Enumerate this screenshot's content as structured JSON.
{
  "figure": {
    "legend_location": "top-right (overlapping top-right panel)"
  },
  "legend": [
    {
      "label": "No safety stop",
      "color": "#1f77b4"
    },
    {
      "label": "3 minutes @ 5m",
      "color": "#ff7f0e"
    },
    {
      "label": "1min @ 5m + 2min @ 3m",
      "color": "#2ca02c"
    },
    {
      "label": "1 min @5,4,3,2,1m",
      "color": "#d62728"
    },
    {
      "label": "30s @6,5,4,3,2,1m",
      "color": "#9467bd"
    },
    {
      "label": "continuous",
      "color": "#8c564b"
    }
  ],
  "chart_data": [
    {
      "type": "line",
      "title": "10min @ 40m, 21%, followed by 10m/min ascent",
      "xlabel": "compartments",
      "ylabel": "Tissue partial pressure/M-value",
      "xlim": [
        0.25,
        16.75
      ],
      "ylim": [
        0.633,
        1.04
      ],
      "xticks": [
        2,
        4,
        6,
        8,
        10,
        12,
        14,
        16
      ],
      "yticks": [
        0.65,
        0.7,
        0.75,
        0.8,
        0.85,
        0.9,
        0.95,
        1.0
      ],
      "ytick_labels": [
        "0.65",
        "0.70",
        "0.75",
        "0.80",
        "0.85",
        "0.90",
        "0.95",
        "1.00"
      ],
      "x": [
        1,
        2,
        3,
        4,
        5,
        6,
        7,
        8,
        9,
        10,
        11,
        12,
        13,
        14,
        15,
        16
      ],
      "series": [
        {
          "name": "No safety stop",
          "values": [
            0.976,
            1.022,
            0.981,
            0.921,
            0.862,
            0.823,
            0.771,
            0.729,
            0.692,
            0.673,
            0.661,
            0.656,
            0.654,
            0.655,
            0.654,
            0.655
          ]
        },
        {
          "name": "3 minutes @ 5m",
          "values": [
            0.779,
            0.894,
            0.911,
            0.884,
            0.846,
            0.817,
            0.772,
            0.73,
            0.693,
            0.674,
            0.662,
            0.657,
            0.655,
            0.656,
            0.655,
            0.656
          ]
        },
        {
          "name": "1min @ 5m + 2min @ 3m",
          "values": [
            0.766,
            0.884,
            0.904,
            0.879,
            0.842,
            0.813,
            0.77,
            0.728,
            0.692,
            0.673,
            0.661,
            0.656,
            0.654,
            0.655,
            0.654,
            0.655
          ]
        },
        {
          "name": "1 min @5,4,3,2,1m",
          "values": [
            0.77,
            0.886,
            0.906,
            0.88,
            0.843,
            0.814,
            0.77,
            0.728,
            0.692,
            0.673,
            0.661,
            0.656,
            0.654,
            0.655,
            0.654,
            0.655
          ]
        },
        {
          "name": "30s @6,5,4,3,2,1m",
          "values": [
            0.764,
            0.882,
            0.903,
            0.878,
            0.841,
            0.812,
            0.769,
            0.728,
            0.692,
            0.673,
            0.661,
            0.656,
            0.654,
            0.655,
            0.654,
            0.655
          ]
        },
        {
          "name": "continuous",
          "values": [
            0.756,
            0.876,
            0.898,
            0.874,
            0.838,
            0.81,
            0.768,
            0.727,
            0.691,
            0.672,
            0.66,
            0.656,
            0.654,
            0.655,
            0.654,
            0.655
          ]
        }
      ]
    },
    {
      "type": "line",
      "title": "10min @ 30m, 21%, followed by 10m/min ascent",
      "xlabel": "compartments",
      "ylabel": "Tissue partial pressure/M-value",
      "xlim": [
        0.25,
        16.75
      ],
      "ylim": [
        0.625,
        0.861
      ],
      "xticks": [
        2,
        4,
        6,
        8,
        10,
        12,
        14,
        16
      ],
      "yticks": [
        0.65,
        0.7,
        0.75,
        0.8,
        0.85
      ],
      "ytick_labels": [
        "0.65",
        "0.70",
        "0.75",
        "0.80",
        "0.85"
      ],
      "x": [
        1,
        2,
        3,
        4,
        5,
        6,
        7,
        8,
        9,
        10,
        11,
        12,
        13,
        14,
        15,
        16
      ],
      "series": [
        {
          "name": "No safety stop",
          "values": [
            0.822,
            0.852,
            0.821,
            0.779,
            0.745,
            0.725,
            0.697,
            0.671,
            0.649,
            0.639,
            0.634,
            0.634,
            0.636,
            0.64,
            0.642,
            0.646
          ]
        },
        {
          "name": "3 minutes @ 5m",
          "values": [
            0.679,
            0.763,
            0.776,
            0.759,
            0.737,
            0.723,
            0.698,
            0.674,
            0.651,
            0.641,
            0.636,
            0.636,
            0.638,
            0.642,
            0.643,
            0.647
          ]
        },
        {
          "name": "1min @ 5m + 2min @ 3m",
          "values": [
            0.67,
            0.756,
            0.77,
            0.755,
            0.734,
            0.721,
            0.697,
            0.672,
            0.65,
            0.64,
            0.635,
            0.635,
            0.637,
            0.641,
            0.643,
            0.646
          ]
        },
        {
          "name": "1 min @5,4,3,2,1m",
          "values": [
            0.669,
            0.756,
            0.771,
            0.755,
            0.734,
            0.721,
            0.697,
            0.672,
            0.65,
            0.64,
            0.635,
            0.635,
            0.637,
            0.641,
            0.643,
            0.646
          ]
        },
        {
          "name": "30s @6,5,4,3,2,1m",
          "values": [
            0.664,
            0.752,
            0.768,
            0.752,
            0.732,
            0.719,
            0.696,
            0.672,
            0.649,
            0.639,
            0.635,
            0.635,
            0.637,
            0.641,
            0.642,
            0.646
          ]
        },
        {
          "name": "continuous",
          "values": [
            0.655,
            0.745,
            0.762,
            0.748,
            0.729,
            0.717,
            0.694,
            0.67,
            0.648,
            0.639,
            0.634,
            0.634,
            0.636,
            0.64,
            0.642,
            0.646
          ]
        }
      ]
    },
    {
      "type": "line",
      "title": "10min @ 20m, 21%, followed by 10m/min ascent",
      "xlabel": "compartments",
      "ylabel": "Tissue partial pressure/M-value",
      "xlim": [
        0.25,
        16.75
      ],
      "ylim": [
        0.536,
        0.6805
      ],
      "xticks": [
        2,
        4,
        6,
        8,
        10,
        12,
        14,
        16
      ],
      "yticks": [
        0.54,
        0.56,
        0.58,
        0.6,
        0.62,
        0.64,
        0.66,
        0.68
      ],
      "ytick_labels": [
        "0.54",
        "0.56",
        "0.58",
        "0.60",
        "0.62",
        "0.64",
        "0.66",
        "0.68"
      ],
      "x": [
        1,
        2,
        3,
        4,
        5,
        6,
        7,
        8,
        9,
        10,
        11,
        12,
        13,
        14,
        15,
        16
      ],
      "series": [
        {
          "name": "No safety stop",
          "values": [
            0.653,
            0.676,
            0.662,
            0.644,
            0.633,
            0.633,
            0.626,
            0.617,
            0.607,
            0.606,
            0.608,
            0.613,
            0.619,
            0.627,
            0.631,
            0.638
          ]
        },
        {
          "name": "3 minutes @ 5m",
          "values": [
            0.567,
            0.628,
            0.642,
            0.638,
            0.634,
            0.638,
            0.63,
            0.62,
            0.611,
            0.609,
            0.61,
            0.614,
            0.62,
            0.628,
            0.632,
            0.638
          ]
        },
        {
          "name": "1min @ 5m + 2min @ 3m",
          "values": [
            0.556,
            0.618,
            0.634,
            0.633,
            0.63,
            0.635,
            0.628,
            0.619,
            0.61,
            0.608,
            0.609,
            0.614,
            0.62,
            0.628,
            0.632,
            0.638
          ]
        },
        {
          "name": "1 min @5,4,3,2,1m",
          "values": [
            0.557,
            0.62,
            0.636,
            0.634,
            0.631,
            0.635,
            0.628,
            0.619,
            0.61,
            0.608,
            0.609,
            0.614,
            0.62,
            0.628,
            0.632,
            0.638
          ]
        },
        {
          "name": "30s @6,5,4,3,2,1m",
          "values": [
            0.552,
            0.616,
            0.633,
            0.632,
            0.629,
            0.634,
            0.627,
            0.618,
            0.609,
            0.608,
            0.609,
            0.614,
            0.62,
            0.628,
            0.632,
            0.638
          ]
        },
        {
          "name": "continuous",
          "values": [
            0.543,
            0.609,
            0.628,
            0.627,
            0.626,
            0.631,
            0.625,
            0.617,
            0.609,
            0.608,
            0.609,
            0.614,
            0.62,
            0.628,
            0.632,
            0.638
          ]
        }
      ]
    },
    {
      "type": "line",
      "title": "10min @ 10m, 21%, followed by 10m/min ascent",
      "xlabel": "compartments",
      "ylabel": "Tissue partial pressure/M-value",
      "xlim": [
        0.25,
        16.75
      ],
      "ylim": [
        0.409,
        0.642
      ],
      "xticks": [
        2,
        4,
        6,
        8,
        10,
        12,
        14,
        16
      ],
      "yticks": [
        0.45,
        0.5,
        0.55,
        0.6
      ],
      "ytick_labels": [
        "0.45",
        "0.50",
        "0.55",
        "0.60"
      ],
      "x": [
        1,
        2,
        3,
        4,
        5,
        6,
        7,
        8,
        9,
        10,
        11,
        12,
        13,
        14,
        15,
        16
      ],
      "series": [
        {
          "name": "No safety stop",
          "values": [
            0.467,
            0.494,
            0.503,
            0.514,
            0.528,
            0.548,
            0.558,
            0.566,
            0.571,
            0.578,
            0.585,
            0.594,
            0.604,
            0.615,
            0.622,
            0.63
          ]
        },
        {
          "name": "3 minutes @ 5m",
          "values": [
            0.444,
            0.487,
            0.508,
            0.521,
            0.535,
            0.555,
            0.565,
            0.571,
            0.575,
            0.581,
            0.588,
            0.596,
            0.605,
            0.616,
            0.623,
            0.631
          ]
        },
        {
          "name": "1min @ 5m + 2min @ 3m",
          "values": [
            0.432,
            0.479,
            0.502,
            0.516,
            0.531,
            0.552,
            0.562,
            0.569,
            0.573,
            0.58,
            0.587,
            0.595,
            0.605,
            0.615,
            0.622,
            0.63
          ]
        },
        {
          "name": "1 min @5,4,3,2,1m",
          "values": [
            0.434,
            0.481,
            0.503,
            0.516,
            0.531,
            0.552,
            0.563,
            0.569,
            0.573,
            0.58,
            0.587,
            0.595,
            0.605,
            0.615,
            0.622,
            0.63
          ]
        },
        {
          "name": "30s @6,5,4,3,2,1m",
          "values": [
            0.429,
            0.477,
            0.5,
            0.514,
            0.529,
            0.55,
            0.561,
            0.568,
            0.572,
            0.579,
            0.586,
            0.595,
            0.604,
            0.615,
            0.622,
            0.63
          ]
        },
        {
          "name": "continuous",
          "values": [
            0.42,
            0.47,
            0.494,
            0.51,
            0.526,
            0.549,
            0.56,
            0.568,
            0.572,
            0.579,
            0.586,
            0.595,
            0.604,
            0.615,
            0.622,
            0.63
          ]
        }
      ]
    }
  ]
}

┄┄┄┄┄┄

**WRITTEN PROBLEM**
Using the listing above, locate the lines that hold "color" and copy each one.

**EXERCISE SOLUTION**
      "color": "#1f77b4"
      "color": "#ff7f0e"
      "color": "#2ca02c"
      "color": "#d62728"
      "color": "#9467bd"
      "color": "#8c564b"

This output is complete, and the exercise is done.